Given instruction
Tally up the lines that include "screenshot" and state that number by itself.

Data extract
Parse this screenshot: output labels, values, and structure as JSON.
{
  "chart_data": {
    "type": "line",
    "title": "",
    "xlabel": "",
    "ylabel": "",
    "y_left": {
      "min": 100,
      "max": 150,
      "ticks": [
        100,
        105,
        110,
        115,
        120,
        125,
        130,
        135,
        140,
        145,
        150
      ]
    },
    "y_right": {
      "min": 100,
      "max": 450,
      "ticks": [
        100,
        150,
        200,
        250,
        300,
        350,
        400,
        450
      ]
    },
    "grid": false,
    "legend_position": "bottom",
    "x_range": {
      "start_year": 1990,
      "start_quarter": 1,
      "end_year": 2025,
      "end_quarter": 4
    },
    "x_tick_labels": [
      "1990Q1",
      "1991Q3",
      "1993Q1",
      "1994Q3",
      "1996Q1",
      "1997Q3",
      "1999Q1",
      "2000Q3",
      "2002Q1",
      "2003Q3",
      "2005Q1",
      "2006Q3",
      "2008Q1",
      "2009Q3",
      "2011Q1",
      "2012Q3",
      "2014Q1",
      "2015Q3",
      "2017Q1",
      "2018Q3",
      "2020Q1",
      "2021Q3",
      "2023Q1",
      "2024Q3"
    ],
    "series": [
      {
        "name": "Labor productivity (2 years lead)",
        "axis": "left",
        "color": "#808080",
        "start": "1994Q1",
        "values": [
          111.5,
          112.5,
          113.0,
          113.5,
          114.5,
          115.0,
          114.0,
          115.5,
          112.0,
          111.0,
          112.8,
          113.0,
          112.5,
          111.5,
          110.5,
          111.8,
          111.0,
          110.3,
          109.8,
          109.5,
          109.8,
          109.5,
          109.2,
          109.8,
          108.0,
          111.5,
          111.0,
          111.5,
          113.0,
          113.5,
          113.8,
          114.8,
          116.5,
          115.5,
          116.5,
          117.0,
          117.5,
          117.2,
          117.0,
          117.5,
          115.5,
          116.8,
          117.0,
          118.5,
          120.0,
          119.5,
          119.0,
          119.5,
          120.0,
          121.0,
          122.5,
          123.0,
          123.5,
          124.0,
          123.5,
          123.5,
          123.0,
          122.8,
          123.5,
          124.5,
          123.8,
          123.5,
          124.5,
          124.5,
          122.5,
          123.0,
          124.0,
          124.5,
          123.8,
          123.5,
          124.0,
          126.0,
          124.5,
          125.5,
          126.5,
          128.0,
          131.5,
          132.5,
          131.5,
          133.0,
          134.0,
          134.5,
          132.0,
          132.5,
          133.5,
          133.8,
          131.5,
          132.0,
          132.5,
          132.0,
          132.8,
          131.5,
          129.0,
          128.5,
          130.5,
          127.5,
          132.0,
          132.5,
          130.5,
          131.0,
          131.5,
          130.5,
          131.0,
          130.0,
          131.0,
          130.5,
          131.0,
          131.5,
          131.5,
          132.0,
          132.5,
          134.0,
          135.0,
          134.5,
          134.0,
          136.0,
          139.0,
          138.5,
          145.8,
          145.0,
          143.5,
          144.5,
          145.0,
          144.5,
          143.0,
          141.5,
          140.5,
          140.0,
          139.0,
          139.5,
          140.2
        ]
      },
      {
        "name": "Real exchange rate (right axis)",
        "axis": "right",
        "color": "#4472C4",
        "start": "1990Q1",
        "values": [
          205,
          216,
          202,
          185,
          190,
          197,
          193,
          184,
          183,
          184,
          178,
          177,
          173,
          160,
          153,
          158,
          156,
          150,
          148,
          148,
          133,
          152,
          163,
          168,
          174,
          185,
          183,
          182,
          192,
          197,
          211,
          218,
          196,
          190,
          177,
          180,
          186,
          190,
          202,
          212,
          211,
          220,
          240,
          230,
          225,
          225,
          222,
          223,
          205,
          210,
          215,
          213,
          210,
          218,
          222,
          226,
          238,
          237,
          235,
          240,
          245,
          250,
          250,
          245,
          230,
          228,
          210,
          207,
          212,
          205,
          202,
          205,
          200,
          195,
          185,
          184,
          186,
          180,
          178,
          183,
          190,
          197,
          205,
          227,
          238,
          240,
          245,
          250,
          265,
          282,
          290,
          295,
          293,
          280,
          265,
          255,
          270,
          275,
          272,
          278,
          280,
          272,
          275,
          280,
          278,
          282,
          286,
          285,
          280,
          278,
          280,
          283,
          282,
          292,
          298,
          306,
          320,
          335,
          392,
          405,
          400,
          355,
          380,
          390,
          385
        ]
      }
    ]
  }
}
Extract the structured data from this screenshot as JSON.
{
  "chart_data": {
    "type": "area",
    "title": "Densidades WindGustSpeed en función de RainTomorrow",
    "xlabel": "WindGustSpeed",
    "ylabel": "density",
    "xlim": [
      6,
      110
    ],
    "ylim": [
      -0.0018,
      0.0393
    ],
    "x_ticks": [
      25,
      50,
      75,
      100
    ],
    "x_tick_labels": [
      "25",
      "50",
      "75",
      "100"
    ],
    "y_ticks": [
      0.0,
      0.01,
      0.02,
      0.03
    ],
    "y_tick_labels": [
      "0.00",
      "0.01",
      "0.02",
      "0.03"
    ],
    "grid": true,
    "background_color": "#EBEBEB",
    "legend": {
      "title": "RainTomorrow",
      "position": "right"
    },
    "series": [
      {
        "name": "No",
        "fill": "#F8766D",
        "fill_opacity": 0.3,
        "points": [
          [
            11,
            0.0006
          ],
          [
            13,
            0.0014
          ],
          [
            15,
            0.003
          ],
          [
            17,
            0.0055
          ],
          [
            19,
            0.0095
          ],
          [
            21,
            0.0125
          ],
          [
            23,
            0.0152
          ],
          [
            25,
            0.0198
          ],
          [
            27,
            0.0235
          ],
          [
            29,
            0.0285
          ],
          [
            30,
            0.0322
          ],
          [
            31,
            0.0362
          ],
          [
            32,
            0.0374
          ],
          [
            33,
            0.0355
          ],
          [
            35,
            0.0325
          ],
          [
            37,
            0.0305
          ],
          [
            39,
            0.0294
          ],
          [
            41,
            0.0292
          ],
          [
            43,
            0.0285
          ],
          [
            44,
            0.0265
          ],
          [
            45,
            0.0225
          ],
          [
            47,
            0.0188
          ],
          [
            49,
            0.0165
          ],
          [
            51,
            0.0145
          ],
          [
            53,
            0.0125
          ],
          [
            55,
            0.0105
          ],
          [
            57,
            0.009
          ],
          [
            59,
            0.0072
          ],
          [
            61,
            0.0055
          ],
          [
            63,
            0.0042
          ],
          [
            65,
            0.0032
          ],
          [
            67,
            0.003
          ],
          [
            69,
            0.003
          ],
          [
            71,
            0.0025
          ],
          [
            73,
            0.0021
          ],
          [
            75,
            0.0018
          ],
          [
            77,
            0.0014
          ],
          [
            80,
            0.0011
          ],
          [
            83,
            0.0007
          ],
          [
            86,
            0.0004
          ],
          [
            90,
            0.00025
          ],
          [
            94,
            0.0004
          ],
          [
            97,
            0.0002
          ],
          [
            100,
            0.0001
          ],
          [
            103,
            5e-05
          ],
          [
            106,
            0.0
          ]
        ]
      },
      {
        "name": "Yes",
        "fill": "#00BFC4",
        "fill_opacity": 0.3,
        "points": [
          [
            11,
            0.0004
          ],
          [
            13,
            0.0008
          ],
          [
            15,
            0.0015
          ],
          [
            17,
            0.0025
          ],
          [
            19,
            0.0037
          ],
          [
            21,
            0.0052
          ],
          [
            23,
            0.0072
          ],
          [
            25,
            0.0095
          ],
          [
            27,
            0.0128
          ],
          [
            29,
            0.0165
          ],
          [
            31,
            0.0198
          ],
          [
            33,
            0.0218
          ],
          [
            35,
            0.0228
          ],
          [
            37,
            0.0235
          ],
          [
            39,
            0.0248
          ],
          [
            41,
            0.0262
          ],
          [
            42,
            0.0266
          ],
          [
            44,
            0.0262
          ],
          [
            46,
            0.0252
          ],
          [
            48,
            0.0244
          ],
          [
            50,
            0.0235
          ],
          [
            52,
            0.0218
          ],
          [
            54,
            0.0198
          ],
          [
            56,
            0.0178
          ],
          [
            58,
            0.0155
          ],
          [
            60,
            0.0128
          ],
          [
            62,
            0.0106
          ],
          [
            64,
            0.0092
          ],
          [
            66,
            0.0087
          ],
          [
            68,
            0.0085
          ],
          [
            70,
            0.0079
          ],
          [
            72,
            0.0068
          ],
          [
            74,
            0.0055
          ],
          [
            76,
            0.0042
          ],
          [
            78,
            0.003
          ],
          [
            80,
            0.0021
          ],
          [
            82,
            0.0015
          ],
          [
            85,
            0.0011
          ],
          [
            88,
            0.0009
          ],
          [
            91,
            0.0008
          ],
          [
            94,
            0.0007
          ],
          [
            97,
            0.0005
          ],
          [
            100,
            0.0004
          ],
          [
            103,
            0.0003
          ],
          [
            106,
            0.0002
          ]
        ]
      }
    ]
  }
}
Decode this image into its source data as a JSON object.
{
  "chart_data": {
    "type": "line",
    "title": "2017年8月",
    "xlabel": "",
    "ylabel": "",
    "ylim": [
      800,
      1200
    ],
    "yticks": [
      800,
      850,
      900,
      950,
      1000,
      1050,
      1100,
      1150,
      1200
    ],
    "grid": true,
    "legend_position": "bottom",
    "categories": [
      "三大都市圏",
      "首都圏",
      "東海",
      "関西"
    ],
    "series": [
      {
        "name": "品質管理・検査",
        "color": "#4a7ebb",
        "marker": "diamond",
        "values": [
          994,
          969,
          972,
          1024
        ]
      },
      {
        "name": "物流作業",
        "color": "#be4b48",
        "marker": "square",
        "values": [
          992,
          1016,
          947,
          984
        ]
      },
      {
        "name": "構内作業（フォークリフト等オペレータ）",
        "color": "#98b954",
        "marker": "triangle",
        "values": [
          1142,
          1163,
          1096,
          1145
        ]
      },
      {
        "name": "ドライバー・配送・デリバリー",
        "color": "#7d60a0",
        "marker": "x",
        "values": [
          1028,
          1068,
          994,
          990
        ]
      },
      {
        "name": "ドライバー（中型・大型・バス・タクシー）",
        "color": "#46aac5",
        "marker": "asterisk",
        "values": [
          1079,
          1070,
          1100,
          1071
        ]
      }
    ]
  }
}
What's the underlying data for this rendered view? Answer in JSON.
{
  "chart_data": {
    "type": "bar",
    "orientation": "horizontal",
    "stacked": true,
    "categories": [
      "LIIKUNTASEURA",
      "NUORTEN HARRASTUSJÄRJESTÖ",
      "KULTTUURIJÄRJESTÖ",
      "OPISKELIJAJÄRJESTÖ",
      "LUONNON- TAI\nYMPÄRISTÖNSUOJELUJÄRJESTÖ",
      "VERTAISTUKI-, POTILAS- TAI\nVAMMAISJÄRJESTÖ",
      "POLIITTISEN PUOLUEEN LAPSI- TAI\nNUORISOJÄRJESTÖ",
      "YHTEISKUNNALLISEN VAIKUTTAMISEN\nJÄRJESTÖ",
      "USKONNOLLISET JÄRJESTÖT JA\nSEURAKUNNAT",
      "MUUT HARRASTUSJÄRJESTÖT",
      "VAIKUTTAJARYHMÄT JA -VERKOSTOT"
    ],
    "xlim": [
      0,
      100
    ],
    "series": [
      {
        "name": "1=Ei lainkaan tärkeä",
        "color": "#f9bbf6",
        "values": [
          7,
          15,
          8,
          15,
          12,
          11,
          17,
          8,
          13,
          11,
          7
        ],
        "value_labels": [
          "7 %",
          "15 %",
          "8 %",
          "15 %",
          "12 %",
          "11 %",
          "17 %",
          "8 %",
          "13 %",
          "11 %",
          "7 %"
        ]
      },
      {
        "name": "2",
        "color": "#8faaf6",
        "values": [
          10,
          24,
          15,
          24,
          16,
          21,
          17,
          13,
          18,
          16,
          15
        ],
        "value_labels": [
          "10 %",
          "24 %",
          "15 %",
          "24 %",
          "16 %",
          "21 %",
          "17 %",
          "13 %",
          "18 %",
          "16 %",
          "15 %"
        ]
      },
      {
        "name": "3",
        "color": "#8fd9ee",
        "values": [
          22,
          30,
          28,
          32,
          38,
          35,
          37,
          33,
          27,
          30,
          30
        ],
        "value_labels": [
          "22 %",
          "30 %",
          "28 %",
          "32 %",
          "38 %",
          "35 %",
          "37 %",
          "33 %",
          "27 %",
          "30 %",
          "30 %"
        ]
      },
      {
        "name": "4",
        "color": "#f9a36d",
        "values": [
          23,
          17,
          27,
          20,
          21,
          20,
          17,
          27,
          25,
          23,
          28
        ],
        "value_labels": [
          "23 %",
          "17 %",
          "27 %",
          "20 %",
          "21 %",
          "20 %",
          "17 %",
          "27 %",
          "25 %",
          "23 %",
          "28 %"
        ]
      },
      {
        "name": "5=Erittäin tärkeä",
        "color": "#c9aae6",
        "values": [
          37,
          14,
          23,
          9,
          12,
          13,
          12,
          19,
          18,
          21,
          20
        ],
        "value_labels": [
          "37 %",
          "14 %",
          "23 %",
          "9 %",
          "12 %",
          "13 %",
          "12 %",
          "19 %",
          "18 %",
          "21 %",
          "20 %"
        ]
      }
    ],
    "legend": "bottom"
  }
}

Answer to this problem
2